§ **TASK GOAL**: Please quote the material exactly, every line of it.

[Dataset rows about figures]
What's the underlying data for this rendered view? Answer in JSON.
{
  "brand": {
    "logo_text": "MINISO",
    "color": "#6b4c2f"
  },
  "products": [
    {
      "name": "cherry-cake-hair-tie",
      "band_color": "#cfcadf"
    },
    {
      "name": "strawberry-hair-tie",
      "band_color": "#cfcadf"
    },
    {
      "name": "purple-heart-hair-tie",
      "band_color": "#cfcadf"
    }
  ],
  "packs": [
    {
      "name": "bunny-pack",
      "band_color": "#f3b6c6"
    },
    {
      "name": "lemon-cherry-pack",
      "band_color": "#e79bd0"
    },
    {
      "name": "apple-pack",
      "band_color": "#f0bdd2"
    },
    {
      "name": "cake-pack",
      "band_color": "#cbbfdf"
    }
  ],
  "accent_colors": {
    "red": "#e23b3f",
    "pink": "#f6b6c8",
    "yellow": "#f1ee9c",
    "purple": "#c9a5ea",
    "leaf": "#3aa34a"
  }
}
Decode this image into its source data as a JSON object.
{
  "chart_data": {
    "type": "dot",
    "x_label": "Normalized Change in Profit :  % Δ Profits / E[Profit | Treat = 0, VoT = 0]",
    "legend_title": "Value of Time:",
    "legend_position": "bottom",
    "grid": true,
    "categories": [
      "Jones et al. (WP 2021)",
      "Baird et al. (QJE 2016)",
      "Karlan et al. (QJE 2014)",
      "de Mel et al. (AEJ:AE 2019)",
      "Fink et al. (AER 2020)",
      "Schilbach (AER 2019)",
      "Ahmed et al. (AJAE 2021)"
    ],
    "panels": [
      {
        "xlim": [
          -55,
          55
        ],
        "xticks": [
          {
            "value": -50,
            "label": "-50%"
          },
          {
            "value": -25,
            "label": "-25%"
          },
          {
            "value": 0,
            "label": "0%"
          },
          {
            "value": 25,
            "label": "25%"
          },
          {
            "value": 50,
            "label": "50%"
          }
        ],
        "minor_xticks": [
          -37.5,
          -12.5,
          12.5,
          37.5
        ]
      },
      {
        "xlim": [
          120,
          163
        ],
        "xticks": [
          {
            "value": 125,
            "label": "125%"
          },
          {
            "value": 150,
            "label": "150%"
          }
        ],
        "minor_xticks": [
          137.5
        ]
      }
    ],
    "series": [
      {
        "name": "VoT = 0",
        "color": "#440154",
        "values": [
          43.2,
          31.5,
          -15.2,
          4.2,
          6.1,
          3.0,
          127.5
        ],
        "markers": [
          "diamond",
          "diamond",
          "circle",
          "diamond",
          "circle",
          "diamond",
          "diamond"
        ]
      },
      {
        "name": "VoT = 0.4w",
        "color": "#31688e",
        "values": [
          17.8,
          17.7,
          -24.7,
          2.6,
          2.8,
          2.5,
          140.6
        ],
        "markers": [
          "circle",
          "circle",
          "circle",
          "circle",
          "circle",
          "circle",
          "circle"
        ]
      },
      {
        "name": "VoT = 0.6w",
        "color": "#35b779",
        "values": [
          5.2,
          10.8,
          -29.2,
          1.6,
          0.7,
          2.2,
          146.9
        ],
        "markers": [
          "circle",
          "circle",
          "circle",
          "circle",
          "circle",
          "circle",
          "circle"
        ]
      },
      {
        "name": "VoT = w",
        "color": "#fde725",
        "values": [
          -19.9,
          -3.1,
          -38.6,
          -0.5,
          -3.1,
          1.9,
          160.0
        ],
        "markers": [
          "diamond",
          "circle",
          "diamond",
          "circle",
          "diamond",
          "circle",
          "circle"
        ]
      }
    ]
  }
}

§ **SOLUTION FOR THIS EXERCISE**:
What's the underlying data for this rendered view? Answer in JSON.
{
  "brand": {
    "logo_text": "MINISO",
    "color": "#6b4c2f"
  },
  "products": [
    {
      "name": "cherry-cake-hair-tie",
      "band_color": "#cfcadf"
    },
    {
      "name": "strawberry-hair-tie",
      "band_color": "#cfcadf"
    },
    {
      "name": "purple-heart-hair-tie",
      "band_color": "#cfcadf"
    }
  ],
  "packs": [
    {
      "name": "bunny-pack",
      "band_color": "#f3b6c6"
    },
    {
      "name": "lemon-cherry-pack",
      "band_color": "#e79bd0"
    },
    {
      "name": "apple-pack",
      "band_color": "#f0bdd2"
    },
    {
      "name": "cake-pack",
      "band_color": "#cbbfdf"
    }
  ],
  "accent_colors": {
    "red": "#e23b3f",
    "pink": "#f6b6c8",
    "yellow": "#f1ee9c",
    "purple": "#c9a5ea",
    "leaf": "#3aa34a"
  }
}
Decode this image into its source data as a JSON object.
{
  "chart_data": {
    "type": "dot",
    "x_label": "Normalized Change in Profit :  % Δ Profits / E[Profit | Treat = 0, VoT = 0]",
    "legend_title": "Value of Time:",
    "legend_position": "bottom",
    "grid": true,
    "categories": [
      "Jones et al. (WP 2021)",
      "Baird et al. (QJE 2016)",
      "Karlan et al. (QJE 2014)",
      "de Mel et al. (AEJ:AE 2019)",
      "Fink et al. (AER 2020)",
      "Schilbach (AER 2019)",
      "Ahmed et al. (AJAE 2021)"
    ],
    "panels": [
      {
        "xlim": [
          -55,
          55
        ],
        "xticks": [
          {
            "value": -50,
            "label": "-50%"
          },
          {
            "value": -25,
            "label": "-25%"
          },
          {
            "value": 0,
            "label": "0%"
          },
          {
            "value": 25,
            "label": "25%"
          },
          {
            "value": 50,
            "label": "50%"
          }
        ],
        "minor_xticks": [
          -37.5,
          -12.5,
          12.5,
          37.5
        ]
      },
      {
        "xlim": [
          120,
          163
        ],
        "xticks": [
          {
            "value": 125,
            "label": "125%"
          },
          {
            "value": 150,
            "label": "150%"
          }
        ],
        "minor_xticks": [
          137.5
        ]
      }
    ],
    "series": [
      {
        "name": "VoT = 0",
        "color": "#440154",
        "values": [
          43.2,
          31.5,
          -15.2,
          4.2,
          6.1,
          3.0,
          127.5
        ],
        "markers": [
          "diamond",
          "diamond",
          "circle",
          "diamond",
          "circle",
          "diamond",
          "diamond"
        ]
      },
      {
        "name": "VoT = 0.4w",
        "color": "#31688e",
        "values": [
          17.8,
          17.7,
          -24.7,
          2.6,
          2.8,
          2.5,
          140.6
        ],
        "markers": [
          "circle",
          "circle",
          "circle",
          "circle",
          "circle",
          "circle",
          "circle"
        ]
      },
      {
        "name": "VoT = 0.6w",
        "color": "#35b779",
        "values": [
          5.2,
          10.8,
          -29.2,
          1.6,
          0.7,
          2.2,
          146.9
        ],
        "markers": [
          "circle",
          "circle",
          "circle",
          "circle",
          "circle",
          "circle",
          "circle"
        ]
      },
      {
        "name": "VoT = w",
        "color": "#fde725",
        "values": [
          -19.9,
          -3.1,
          -38.6,
          -0.5,
          -3.1,
          1.9,
          160.0
        ],
        "markers": [
          "diamond",
          "circle",
          "diamond",
          "circle",
          "diamond",
          "circle",
          "circle"
        ]
      }
    ]
  }
}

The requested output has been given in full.